Copy out the part of the text starting with "We recall specific" and going on through "needs to be forgotten.", swapping "mutual fund" for "savings account".

══ Document extract

I had never experienced this inner light. The thousand lit faces welled up emotion. To view the glow in the darkness was indescibable. In this season of Advent, it was like an incarnation of the Incarnation. It was the embodiment of the Spirit in a candle flicker.

A candle was lifted in the narthex, signaling the choir and organ. Ethereal streams of “Silent Night” wafted heavenward as each still quietly sat in the pew. Voices melded with hearts as they both were pointed heavenward. As I heard “Sleep in heavenly peace“, I lifted my candle upward. The candles throughout the building followed, showing the seemingly inner light from each soul.

Silent night! Holy night!
Wondrous Star, lend thy light;
With the angels let us sing,
Alleluia to our King;
Christ the Savior is born,
Christ the Savior is born.

“The true light that gives light to every man was coming into the world” John 1:9

“The Word became flesh and made his dwelling among us. We have seen His glory, the glory of the One and Only, who came from the Father, full of grace and truth.” John 1:14

The light that comes to the world will dwell within us. This light will not be hidden within us, but it will be evident. Perhaps those in the world will not know what causes the light. Instead, they will see the light evidenced by our demeanor and our actions.

Our actions will cause our inner light to be lifted up. In this, the reason for our light will become evident. And those viewing us will see the glory of the One and Only.





Forgetting Memories

10 12 2005

We recall specific information with fondness and other with regret. Our memories play such an important role in our survival and in our daily actions. We’re not a mutual fund. We know that past performance is a pretty good indication of future results. Sometimes though, these memories need to be forgotten. They need to be wiped from our slate. Perhaps it’s a person, an experience, or a trauma, but it needs to be forgotten.

I knew what I had to do. I should have done it long before. I had the chance to do it before and I told myself that I didn’t need to do. I told myself that forgetting was immature. Perhaps it is. But perhaps in clinging on, it shows greater immaturity. I struggled within myself as I opened the door. It sat there, with a thin layer of dust. It hadn’t been touched in months. I hadn’t opened it in probably a year. I really had no need to open it; I had to reason to move to it. But yet, I felt like I was hiding it there. I felt embarrassed that it was there. I also felt a twinge of regret when I looked at it. I picked it up and opened it. I looked through, just flipping through the items. They spanned years, yet they were so similar. I almost felt like an outsider as I everything out of the box. I looked at some of it in detail, but the rest I didn’t. I didn’t want to remember. I wanted to forget.

════
══ Listed entries

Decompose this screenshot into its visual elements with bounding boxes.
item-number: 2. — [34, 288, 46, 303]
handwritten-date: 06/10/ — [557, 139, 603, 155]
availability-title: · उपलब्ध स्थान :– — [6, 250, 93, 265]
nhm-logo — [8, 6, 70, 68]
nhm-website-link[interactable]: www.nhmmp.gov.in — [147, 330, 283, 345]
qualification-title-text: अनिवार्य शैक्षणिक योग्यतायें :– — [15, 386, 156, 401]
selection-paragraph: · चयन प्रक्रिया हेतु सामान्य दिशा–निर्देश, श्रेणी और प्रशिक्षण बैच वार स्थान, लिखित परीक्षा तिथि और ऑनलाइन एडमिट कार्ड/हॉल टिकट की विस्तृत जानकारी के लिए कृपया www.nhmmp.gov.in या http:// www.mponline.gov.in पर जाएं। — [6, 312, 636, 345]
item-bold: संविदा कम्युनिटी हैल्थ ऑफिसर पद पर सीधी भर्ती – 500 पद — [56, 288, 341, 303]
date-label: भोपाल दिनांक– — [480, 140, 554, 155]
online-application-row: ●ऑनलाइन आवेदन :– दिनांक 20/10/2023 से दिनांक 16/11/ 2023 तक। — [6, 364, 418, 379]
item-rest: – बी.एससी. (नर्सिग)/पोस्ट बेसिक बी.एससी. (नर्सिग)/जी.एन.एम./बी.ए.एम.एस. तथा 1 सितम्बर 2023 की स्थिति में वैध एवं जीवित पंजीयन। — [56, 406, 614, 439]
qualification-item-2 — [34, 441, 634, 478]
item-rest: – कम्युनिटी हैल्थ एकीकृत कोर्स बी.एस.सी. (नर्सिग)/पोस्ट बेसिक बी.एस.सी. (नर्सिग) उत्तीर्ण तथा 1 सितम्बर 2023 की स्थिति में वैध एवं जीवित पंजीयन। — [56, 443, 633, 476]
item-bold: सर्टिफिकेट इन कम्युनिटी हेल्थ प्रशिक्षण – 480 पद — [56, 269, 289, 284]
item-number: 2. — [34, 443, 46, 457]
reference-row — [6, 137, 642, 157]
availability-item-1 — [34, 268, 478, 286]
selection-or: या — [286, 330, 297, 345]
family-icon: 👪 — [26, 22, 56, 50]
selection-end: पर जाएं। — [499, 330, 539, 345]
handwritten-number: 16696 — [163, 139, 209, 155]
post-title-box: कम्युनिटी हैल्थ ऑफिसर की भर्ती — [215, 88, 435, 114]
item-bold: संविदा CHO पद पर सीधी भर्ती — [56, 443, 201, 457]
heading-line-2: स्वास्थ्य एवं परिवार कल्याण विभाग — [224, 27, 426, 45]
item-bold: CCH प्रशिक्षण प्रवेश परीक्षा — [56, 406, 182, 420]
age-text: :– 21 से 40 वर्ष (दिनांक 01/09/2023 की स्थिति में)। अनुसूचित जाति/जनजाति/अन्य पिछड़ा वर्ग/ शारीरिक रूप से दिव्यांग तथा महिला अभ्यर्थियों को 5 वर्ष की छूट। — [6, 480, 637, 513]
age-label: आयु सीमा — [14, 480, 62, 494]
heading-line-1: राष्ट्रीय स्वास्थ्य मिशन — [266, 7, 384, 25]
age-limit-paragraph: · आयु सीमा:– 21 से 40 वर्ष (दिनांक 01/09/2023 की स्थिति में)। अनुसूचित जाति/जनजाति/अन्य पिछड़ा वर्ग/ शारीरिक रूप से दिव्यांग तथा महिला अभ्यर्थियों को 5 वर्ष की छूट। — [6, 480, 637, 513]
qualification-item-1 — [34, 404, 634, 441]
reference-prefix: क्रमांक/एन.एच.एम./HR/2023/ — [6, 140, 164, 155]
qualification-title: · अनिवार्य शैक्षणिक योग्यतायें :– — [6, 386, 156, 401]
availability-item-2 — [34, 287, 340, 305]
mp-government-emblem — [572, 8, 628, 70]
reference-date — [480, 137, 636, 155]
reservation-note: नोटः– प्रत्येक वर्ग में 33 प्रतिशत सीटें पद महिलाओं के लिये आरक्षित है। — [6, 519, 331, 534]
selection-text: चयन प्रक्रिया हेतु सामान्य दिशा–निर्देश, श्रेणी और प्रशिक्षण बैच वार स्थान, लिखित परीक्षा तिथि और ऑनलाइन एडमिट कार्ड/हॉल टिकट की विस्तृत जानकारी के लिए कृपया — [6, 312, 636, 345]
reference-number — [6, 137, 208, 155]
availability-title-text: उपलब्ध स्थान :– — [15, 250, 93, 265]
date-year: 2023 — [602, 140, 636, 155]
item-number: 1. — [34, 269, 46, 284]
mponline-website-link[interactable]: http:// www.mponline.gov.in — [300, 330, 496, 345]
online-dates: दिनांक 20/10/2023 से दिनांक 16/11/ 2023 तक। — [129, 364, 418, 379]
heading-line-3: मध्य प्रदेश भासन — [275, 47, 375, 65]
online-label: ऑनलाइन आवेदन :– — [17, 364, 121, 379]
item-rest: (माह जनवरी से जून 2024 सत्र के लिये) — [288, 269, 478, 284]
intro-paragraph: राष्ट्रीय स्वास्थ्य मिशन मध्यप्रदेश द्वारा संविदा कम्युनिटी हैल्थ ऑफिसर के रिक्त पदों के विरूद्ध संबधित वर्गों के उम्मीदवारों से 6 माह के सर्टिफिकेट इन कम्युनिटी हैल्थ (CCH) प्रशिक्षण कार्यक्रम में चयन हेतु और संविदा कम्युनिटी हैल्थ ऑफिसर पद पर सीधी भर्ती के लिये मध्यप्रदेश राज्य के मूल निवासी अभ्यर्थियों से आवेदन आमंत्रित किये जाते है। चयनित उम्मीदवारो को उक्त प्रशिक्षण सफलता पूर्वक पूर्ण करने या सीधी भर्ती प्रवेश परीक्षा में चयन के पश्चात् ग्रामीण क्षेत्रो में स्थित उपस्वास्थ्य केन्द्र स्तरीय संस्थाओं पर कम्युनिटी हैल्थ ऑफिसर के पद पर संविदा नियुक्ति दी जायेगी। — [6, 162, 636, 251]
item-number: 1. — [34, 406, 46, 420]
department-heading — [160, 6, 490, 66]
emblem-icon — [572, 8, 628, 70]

════

__Output for this task__
We recall specific information with fondness and other with regret. Our memories play such an important role in our survival and in our daily actions. We’re not a savings account. We know that past performance is a pretty good indication of future results. Sometimes though, these memories need to be forgotten. They need to be wiped from our slate. Perhaps it’s a person, an experience, or a trauma, but it needs to be forgotten.